*To be done*. Copy out each line of the listing that has the word "planned" in it.

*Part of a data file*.
———

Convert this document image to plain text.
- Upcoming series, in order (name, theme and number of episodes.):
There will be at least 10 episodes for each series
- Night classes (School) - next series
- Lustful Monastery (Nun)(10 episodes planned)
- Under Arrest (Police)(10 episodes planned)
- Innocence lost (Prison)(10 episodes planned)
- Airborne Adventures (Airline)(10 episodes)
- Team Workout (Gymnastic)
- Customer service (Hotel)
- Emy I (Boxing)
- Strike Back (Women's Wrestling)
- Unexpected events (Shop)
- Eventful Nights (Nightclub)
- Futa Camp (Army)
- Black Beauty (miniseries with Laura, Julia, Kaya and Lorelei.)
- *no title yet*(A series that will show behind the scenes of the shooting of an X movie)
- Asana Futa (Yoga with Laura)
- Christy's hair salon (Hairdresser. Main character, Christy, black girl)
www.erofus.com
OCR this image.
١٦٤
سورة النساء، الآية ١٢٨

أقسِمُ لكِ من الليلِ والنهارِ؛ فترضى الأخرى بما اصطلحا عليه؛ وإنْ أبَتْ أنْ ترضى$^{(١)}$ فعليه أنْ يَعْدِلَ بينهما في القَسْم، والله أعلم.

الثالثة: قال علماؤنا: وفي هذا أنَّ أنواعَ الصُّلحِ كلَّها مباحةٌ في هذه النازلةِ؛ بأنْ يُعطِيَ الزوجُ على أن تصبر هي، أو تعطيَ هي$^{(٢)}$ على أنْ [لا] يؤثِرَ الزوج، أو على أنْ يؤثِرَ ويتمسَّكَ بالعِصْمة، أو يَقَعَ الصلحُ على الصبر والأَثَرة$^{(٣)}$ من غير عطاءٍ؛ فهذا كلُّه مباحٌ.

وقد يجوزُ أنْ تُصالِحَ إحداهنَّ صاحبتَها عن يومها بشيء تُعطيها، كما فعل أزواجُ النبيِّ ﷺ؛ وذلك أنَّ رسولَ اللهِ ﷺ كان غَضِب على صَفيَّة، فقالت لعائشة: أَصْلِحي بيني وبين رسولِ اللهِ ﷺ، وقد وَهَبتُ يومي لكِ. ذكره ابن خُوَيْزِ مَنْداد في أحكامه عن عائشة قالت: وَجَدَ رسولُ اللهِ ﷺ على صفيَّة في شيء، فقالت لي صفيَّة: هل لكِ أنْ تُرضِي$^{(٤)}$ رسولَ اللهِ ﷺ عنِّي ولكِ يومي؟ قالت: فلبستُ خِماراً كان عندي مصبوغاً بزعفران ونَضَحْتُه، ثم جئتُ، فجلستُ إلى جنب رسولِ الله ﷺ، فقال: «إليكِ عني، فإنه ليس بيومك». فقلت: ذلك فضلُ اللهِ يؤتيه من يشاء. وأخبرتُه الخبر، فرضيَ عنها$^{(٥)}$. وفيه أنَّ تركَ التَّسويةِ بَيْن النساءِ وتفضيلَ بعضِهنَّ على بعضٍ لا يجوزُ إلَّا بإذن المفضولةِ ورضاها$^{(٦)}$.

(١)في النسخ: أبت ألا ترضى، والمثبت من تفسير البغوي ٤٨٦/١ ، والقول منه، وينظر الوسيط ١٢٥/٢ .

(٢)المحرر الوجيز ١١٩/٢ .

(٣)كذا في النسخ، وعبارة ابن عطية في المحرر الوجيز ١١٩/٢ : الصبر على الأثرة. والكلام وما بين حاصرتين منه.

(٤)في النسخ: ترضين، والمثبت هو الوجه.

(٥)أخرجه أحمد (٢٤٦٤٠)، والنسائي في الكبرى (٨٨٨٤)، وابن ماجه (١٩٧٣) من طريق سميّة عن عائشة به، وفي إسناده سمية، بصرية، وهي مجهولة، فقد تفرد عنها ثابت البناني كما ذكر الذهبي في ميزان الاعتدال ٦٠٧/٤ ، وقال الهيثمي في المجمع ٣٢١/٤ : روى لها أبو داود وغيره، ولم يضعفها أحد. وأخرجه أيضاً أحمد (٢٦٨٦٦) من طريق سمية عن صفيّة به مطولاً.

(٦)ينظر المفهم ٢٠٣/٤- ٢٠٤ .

———

*Exercise output*.
- Lustful Monastery (Nun)(10 episodes planned)
- Under Arrest (Police)(10 episodes planned)
- Innocence lost (Prison)(10 episodes planned)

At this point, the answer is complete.